Assignment >>
Please answer these questions using the certification below:
1. What date does the quarterly period covered by the report end on?
2. Who is certifying, and what positions does this person hold?
3. Which act's Section 13(a) or 15(d) requirements does the report comply with?

Text segment >>

____

Date: March 10, 2006
                                                                    Exhibit 32.1


                            Certification Pursuant to
                             18 U.S.C. Section 1350,
                             as Adopted Pursuant to
                  Section 906 of the Sarbanes-Oxley Act of 2002


     In connection with this quarterly report of Culp, Inc. (the "Company") on
Form 10-Q for the quarterly period ended January 29, 2006 as filed with the
Securities and Exchange Commission on the date hereof (the "Report"), I, Robert
G. Culp,III, Chairman of the Board and Chief Executive Officer of the Company,
certify, pursuant to 18 U.S.C. Section 1350, as adopted pursuant to Section 906
of the Sarbanes-Oxley Act of 2002, that, to my knowledge:

     (1) The Report fully complies with the requirements of Section 13(a) or
15(d) of the Securities Exchange Act of 1934; and

     (2) The information contained in the Report fairly presents, in all
material respects, the financial condition and result of operations of the
Company.

____

Records provided >>
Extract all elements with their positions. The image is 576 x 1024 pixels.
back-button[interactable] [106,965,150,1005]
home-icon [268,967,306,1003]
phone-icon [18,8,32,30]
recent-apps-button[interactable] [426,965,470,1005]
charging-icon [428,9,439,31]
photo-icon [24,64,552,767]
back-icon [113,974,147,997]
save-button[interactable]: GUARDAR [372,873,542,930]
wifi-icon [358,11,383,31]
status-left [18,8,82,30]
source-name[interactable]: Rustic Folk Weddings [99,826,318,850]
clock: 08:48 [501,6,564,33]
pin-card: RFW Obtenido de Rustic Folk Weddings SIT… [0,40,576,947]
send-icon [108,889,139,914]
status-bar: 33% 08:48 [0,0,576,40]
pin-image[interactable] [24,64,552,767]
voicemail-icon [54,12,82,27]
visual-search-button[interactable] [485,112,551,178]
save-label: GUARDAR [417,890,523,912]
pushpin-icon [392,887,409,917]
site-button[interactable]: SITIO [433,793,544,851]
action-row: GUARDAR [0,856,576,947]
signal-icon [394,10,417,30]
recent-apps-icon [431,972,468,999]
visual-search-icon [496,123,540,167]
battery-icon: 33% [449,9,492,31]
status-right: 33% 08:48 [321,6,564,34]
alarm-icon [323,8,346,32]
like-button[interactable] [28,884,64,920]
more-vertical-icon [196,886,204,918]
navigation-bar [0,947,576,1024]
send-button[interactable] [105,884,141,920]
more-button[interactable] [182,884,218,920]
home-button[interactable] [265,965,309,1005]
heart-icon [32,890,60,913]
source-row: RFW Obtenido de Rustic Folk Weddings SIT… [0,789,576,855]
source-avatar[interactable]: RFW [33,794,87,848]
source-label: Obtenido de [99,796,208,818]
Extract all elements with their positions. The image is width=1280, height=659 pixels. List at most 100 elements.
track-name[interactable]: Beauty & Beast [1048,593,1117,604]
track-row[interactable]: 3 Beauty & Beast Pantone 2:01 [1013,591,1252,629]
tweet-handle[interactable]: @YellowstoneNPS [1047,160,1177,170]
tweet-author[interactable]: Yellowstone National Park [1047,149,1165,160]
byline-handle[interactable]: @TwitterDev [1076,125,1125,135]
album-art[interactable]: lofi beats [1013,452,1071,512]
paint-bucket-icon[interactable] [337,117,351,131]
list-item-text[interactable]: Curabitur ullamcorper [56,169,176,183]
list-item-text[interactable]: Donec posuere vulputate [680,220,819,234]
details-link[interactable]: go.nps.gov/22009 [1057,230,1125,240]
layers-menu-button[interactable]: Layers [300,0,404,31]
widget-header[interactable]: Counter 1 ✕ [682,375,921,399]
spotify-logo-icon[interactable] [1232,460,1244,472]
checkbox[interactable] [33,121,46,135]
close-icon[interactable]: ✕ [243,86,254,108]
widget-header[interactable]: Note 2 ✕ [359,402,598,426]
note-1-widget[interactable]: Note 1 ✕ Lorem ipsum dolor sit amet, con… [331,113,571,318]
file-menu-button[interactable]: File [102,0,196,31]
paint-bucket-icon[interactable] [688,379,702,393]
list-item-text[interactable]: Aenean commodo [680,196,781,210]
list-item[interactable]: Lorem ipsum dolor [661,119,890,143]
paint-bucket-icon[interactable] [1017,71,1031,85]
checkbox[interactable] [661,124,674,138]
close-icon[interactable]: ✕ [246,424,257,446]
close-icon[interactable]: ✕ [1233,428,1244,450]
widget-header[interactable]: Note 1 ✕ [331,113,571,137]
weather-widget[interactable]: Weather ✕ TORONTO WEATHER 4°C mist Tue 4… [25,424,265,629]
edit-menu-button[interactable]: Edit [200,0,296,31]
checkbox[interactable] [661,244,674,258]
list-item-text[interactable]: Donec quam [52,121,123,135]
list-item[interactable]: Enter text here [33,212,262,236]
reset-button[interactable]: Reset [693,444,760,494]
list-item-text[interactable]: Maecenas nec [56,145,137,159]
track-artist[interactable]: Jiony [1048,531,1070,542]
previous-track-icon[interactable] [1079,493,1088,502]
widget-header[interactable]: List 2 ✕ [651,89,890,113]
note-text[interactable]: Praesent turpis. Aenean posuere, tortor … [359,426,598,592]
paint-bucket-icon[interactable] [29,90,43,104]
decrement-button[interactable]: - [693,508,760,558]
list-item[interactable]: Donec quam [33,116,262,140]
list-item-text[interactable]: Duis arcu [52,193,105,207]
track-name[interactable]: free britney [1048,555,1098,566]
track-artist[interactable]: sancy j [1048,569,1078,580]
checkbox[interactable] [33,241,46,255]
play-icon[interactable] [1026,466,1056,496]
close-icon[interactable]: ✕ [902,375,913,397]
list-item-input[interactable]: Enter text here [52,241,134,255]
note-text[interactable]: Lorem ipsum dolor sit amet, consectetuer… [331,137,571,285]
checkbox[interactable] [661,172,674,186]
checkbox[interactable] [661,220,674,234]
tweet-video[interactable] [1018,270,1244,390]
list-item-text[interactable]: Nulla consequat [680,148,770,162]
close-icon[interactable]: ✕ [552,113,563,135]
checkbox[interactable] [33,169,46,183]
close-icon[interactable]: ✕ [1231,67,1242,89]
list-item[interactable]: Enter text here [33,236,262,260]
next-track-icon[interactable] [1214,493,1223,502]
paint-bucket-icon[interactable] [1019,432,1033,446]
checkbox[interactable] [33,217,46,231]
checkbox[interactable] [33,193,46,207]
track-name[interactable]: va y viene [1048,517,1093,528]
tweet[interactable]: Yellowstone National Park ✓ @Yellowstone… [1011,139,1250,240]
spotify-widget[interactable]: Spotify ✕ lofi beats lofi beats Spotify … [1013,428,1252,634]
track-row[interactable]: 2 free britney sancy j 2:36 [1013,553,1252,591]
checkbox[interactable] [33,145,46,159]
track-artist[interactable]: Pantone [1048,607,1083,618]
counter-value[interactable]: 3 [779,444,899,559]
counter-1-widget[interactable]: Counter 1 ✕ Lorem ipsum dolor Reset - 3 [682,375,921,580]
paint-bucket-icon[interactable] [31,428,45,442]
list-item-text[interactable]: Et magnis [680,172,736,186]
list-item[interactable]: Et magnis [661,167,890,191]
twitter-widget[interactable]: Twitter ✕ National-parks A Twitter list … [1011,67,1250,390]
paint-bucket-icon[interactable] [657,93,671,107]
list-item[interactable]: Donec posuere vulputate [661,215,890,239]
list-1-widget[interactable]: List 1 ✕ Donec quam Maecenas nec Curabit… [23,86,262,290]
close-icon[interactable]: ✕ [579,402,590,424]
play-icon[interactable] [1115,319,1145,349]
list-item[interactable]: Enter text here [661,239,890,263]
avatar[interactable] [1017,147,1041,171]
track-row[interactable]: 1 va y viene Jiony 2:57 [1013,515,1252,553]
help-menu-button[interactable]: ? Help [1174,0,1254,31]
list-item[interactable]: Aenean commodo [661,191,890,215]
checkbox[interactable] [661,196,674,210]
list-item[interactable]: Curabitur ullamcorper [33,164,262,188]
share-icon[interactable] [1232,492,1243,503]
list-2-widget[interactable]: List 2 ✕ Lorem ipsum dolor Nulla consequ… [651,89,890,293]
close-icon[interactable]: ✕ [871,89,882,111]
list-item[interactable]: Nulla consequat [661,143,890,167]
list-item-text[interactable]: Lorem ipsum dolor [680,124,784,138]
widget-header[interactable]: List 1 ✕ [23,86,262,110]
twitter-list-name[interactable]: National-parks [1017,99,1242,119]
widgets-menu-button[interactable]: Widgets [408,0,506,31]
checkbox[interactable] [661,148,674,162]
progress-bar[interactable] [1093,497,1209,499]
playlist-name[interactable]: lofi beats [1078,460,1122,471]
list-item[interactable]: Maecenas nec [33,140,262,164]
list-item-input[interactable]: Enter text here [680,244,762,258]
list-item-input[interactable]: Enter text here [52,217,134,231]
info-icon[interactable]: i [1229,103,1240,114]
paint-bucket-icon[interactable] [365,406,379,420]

____

Task solution >>
1. January 29, 2006
2. Robert G. Culp, III, Chairman of the Board and Chief Executive Officer of the Company
3. The Securities Exchange Act of 1934